Set exercise:
Where does the string "color" appear? Copy every line of the entries below that holds it.

[Dataset listings of figures]
=-=-=-=-=

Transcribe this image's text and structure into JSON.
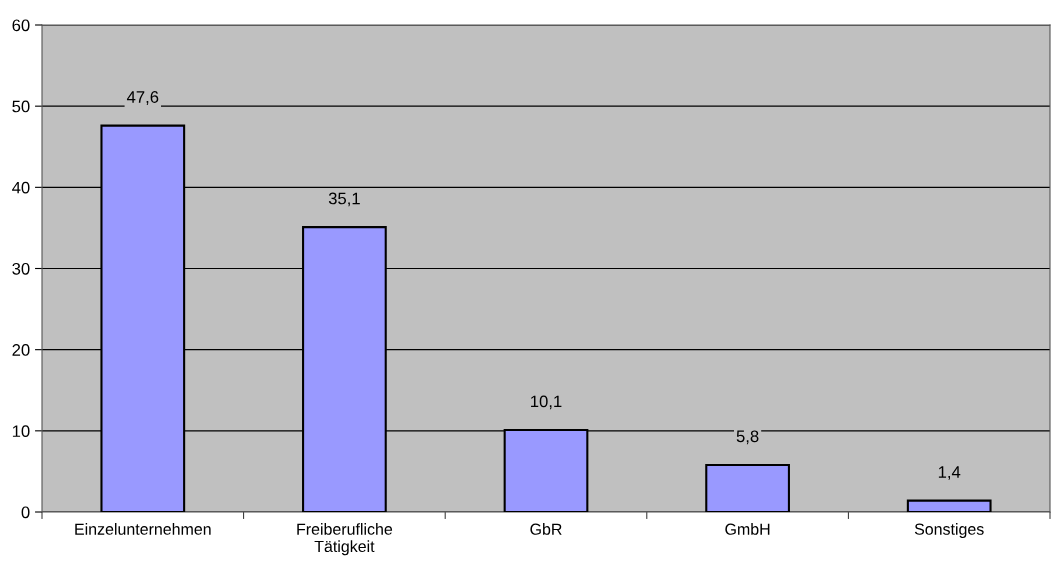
{
  "chart_data": {
    "type": "bar",
    "categories": [
      "Einzelunternehmen",
      "Freiberufliche\nTätigkeit",
      "GbR",
      "GmbH",
      "Sonstiges"
    ],
    "values": [
      47.6,
      35.1,
      10.1,
      5.8,
      1.4
    ],
    "value_labels": [
      "47,6",
      "35,1",
      "10,1",
      "5,8",
      "1,4"
    ],
    "color": "#9999ff",
    "ylim": [
      0,
      60
    ],
    "yticks": [
      0,
      10,
      20,
      30,
      40,
      50,
      60
    ],
    "grid": "y"
  }
}
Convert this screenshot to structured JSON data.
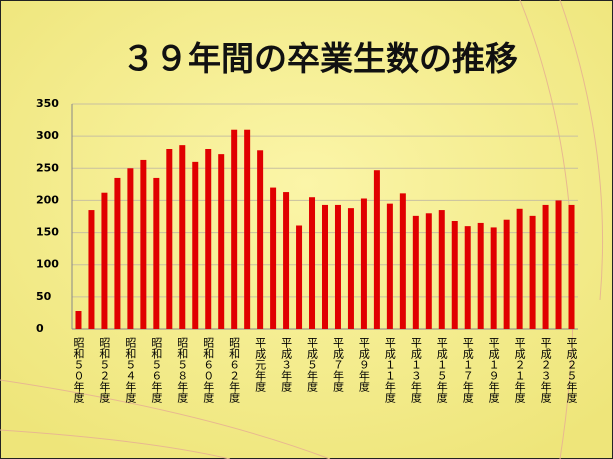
{
  "chart_data": {
    "type": "bar",
    "title": "３９年間の卒業生数の推移",
    "categories": [
      "昭和５０年度",
      null,
      "昭和５２年度",
      null,
      "昭和５４年度",
      null,
      "昭和５６年度",
      null,
      "昭和５８年度",
      null,
      "昭和６０年度",
      null,
      "昭和６２年度",
      null,
      "平成元年度",
      null,
      "平成３年度",
      null,
      "平成５年度",
      null,
      "平成７年度",
      null,
      "平成９年度",
      null,
      "平成１１年度",
      null,
      "平成１３年度",
      null,
      "平成１５年度",
      null,
      "平成１７年度",
      null,
      "平成１９年度",
      null,
      "平成２１年度",
      null,
      "平成２３年度",
      null,
      "平成２５年度"
    ],
    "values": [
      28,
      185,
      212,
      235,
      250,
      263,
      235,
      280,
      286,
      260,
      280,
      272,
      310,
      310,
      278,
      220,
      213,
      161,
      205,
      193,
      193,
      188,
      203,
      247,
      195,
      211,
      176,
      180,
      185,
      168,
      160,
      165,
      158,
      170,
      187,
      176,
      193,
      200,
      193
    ],
    "color": "#e00000",
    "ylim": [
      0,
      350
    ],
    "yticks": [
      0,
      50,
      100,
      150,
      200,
      250,
      300,
      350
    ],
    "grid": true
  }
}
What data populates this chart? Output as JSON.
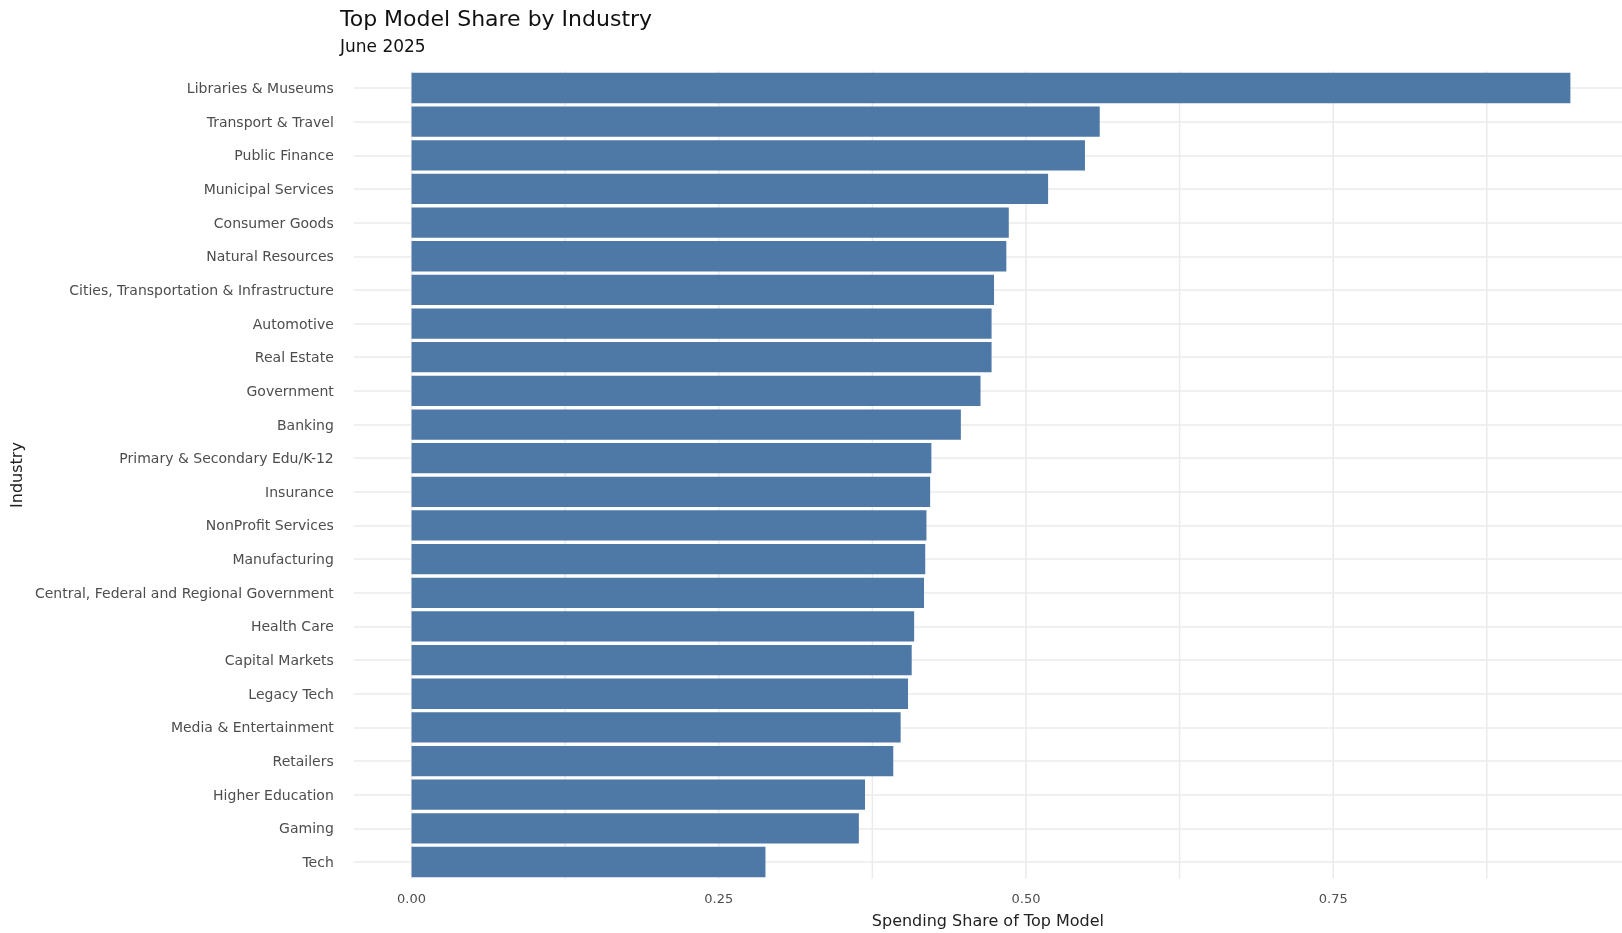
{
  "chart_data": {
    "type": "bar",
    "orientation": "horizontal",
    "title": "Top Model Share by Industry",
    "subtitle": "June 2025",
    "xlabel": "Spending Share of Top Model",
    "ylabel": "Industry",
    "categories": [
      "Libraries & Museums",
      "Transport & Travel",
      "Public Finance",
      "Municipal Services",
      "Consumer Goods",
      "Natural Resources",
      "Cities, Transportation & Infrastructure",
      "Automotive",
      "Real Estate",
      "Government",
      "Banking",
      "Primary & Secondary Edu/K-12",
      "Insurance",
      "NonProfit Services",
      "Manufacturing",
      "Central, Federal and Regional Government",
      "Health Care",
      "Capital Markets",
      "Legacy Tech",
      "Media & Entertainment",
      "Retailers",
      "Higher Education",
      "Gaming",
      "Tech"
    ],
    "values": [
      0.943,
      0.56,
      0.548,
      0.518,
      0.486,
      0.484,
      0.474,
      0.472,
      0.472,
      0.463,
      0.447,
      0.423,
      0.422,
      0.419,
      0.418,
      0.417,
      0.409,
      0.407,
      0.404,
      0.398,
      0.392,
      0.369,
      0.364,
      0.288
    ],
    "color": "#4e79a7",
    "xlim": [
      -0.047,
      0.985
    ],
    "xticks": [
      {
        "value": 0,
        "label": "0.00"
      },
      {
        "value": 0.125,
        "label": null
      },
      {
        "value": 0.25,
        "label": "0.25"
      },
      {
        "value": 0.375,
        "label": null
      },
      {
        "value": 0.5,
        "label": "0.50"
      },
      {
        "value": 0.625,
        "label": null
      },
      {
        "value": 0.75,
        "label": "0.75"
      },
      {
        "value": 0.875,
        "label": null
      }
    ],
    "grid": true
  }
}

=-=-=-=-=

Written response:
    "color": "#9999ff",
    "color": "#e00000",
    "color": "#4e79a7",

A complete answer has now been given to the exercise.